[Saved entries]
• • •

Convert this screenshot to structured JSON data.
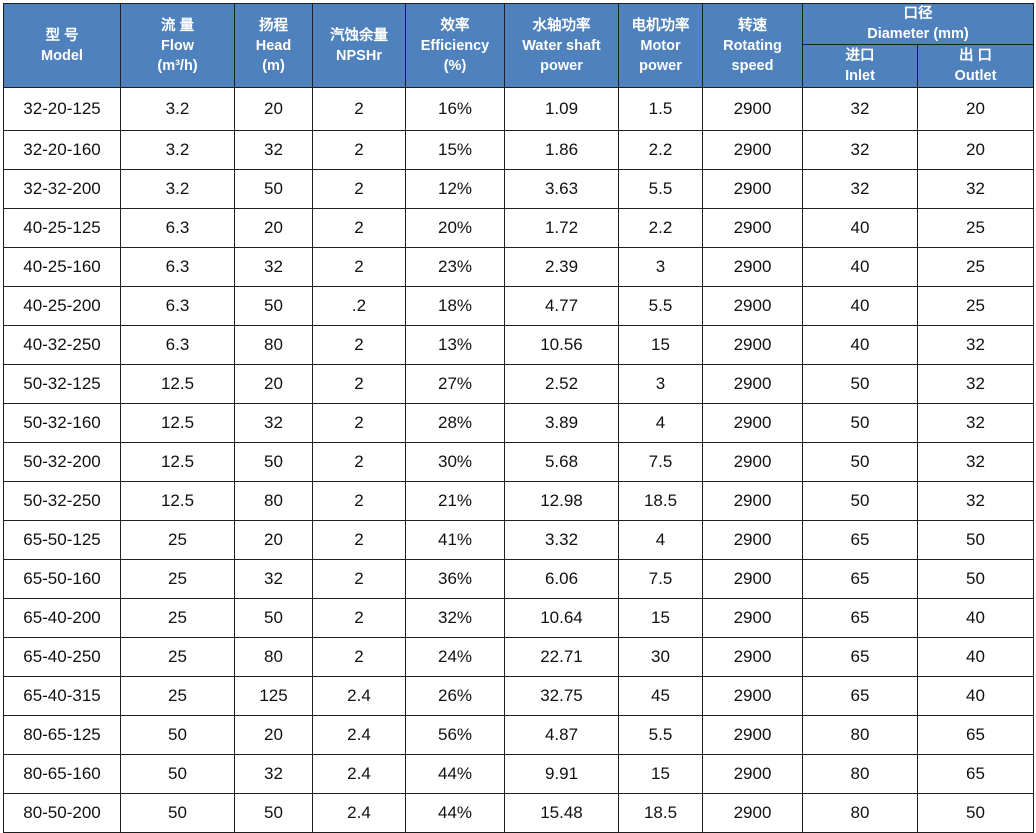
{
  "header": {
    "model": {
      "zh": "型 号",
      "en": "Model"
    },
    "flow": {
      "zh": "流 量",
      "en": "Flow",
      "unit": "(m³/h)"
    },
    "head": {
      "zh": "扬程",
      "en": "Head",
      "unit": "(m)"
    },
    "npsh": {
      "zh": "汽蚀余量",
      "en": "NPSHr"
    },
    "efficiency": {
      "zh": "效率",
      "en": "Efficiency",
      "unit": "(%)"
    },
    "shaft_power": {
      "zh": "水轴功率",
      "en": "Water shaft",
      "en2": "power"
    },
    "motor_power": {
      "zh": "电机功率",
      "en": "Motor",
      "en2": "power"
    },
    "speed": {
      "zh": "转速",
      "en": "Rotating",
      "en2": "speed"
    },
    "diameter": {
      "zh": "口径",
      "en": "Diameter (mm)"
    },
    "inlet": {
      "zh": "进口",
      "en": "Inlet"
    },
    "outlet": {
      "zh": "出 口",
      "en": "Outlet"
    }
  },
  "rows": [
    [
      "32-20-125",
      "3.2",
      "20",
      "2",
      "16%",
      "1.09",
      "1.5",
      "2900",
      "32",
      "20"
    ],
    [
      "32-20-160",
      "3.2",
      "32",
      "2",
      "15%",
      "1.86",
      "2.2",
      "2900",
      "32",
      "20"
    ],
    [
      "32-32-200",
      "3.2",
      "50",
      "2",
      "12%",
      "3.63",
      "5.5",
      "2900",
      "32",
      "32"
    ],
    [
      "40-25-125",
      "6.3",
      "20",
      "2",
      "20%",
      "1.72",
      "2.2",
      "2900",
      "40",
      "25"
    ],
    [
      "40-25-160",
      "6.3",
      "32",
      "2",
      "23%",
      "2.39",
      "3",
      "2900",
      "40",
      "25"
    ],
    [
      "40-25-200",
      "6.3",
      "50",
      ".2",
      "18%",
      "4.77",
      "5.5",
      "2900",
      "40",
      "25"
    ],
    [
      "40-32-250",
      "6.3",
      "80",
      "2",
      "13%",
      "10.56",
      "15",
      "2900",
      "40",
      "32"
    ],
    [
      "50-32-125",
      "12.5",
      "20",
      "2",
      "27%",
      "2.52",
      "3",
      "2900",
      "50",
      "32"
    ],
    [
      "50-32-160",
      "12.5",
      "32",
      "2",
      "28%",
      "3.89",
      "4",
      "2900",
      "50",
      "32"
    ],
    [
      "50-32-200",
      "12.5",
      "50",
      "2",
      "30%",
      "5.68",
      "7.5",
      "2900",
      "50",
      "32"
    ],
    [
      "50-32-250",
      "12.5",
      "80",
      "2",
      "21%",
      "12.98",
      "18.5",
      "2900",
      "50",
      "32"
    ],
    [
      "65-50-125",
      "25",
      "20",
      "2",
      "41%",
      "3.32",
      "4",
      "2900",
      "65",
      "50"
    ],
    [
      "65-50-160",
      "25",
      "32",
      "2",
      "36%",
      "6.06",
      "7.5",
      "2900",
      "65",
      "50"
    ],
    [
      "65-40-200",
      "25",
      "50",
      "2",
      "32%",
      "10.64",
      "15",
      "2900",
      "65",
      "40"
    ],
    [
      "65-40-250",
      "25",
      "80",
      "2",
      "24%",
      "22.71",
      "30",
      "2900",
      "65",
      "40"
    ],
    [
      "65-40-315",
      "25",
      "125",
      "2.4",
      "26%",
      "32.75",
      "45",
      "2900",
      "65",
      "40"
    ],
    [
      "80-65-125",
      "50",
      "20",
      "2.4",
      "56%",
      "4.87",
      "5.5",
      "2900",
      "80",
      "65"
    ],
    [
      "80-65-160",
      "50",
      "32",
      "2.4",
      "44%",
      "9.91",
      "15",
      "2900",
      "80",
      "65"
    ],
    [
      "80-50-200",
      "50",
      "50",
      "2.4",
      "44%",
      "15.48",
      "18.5",
      "2900",
      "80",
      "50"
    ]
  ]
}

• • •

Write out each line again precisely as it appears, skipping every picture.

■ **Expected output**
Convert this screenshot to structured JSON data.
{
  "header": {
    "model": {
      "zh": "型 号",
      "en": "Model"
    },
    "flow": {
      "zh": "流 量",
      "en": "Flow",
      "unit": "(m³/h)"
    },
    "head": {
      "zh": "扬程",
      "en": "Head",
      "unit": "(m)"
    },
    "npsh": {
      "zh": "汽蚀余量",
      "en": "NPSHr"
    },
    "efficiency": {
      "zh": "效率",
      "en": "Efficiency",
      "unit": "(%)"
    },
    "shaft_power": {
      "zh": "水轴功率",
      "en": "Water shaft",
      "en2": "power"
    },
    "motor_power": {
      "zh": "电机功率",
      "en": "Motor",
      "en2": "power"
    },
    "speed": {
      "zh": "转速",
      "en": "Rotating",
      "en2": "speed"
    },
    "diameter": {
      "zh": "口径",
      "en": "Diameter (mm)"
    },
    "inlet": {
      "zh": "进口",
      "en": "Inlet"
    },
    "outlet": {
      "zh": "出 口",
      "en": "Outlet"
    }
  },
  "rows": [
    [
      "32-20-125",
      "3.2",
      "20",
      "2",
      "16%",
      "1.09",
      "1.5",
      "2900",
      "32",
      "20"
    ],
    [
      "32-20-160",
      "3.2",
      "32",
      "2",
      "15%",
      "1.86",
      "2.2",
      "2900",
      "32",
      "20"
    ],
    [
      "32-32-200",
      "3.2",
      "50",
      "2",
      "12%",
      "3.63",
      "5.5",
      "2900",
      "32",
      "32"
    ],
    [
      "40-25-125",
      "6.3",
      "20",
      "2",
      "20%",
      "1.72",
      "2.2",
      "2900",
      "40",
      "25"
    ],
    [
      "40-25-160",
      "6.3",
      "32",
      "2",
      "23%",
      "2.39",
      "3",
      "2900",
      "40",
      "25"
    ],
    [
      "40-25-200",
      "6.3",
      "50",
      ".2",
      "18%",
      "4.77",
      "5.5",
      "2900",
      "40",
      "25"
    ],
    [
      "40-32-250",
      "6.3",
      "80",
      "2",
      "13%",
      "10.56",
      "15",
      "2900",
      "40",
      "32"
    ],
    [
      "50-32-125",
      "12.5",
      "20",
      "2",
      "27%",
      "2.52",
      "3",
      "2900",
      "50",
      "32"
    ],
    [
      "50-32-160",
      "12.5",
      "32",
      "2",
      "28%",
      "3.89",
      "4",
      "2900",
      "50",
      "32"
    ],
    [
      "50-32-200",
      "12.5",
      "50",
      "2",
      "30%",
      "5.68",
      "7.5",
      "2900",
      "50",
      "32"
    ],
    [
      "50-32-250",
      "12.5",
      "80",
      "2",
      "21%",
      "12.98",
      "18.5",
      "2900",
      "50",
      "32"
    ],
    [
      "65-50-125",
      "25",
      "20",
      "2",
      "41%",
      "3.32",
      "4",
      "2900",
      "65",
      "50"
    ],
    [
      "65-50-160",
      "25",
      "32",
      "2",
      "36%",
      "6.06",
      "7.5",
      "2900",
      "65",
      "50"
    ],
    [
      "65-40-200",
      "25",
      "50",
      "2",
      "32%",
      "10.64",
      "15",
      "2900",
      "65",
      "40"
    ],
    [
      "65-40-250",
      "25",
      "80",
      "2",
      "24%",
      "22.71",
      "30",
      "2900",
      "65",
      "40"
    ],
    [
      "65-40-315",
      "25",
      "125",
      "2.4",
      "26%",
      "32.75",
      "45",
      "2900",
      "65",
      "40"
    ],
    [
      "80-65-125",
      "50",
      "20",
      "2.4",
      "56%",
      "4.87",
      "5.5",
      "2900",
      "80",
      "65"
    ],
    [
      "80-65-160",
      "50",
      "32",
      "2.4",
      "44%",
      "9.91",
      "15",
      "2900",
      "80",
      "65"
    ],
    [
      "80-50-200",
      "50",
      "50",
      "2.4",
      "44%",
      "15.48",
      "18.5",
      "2900",
      "80",
      "50"
    ]
  ]
}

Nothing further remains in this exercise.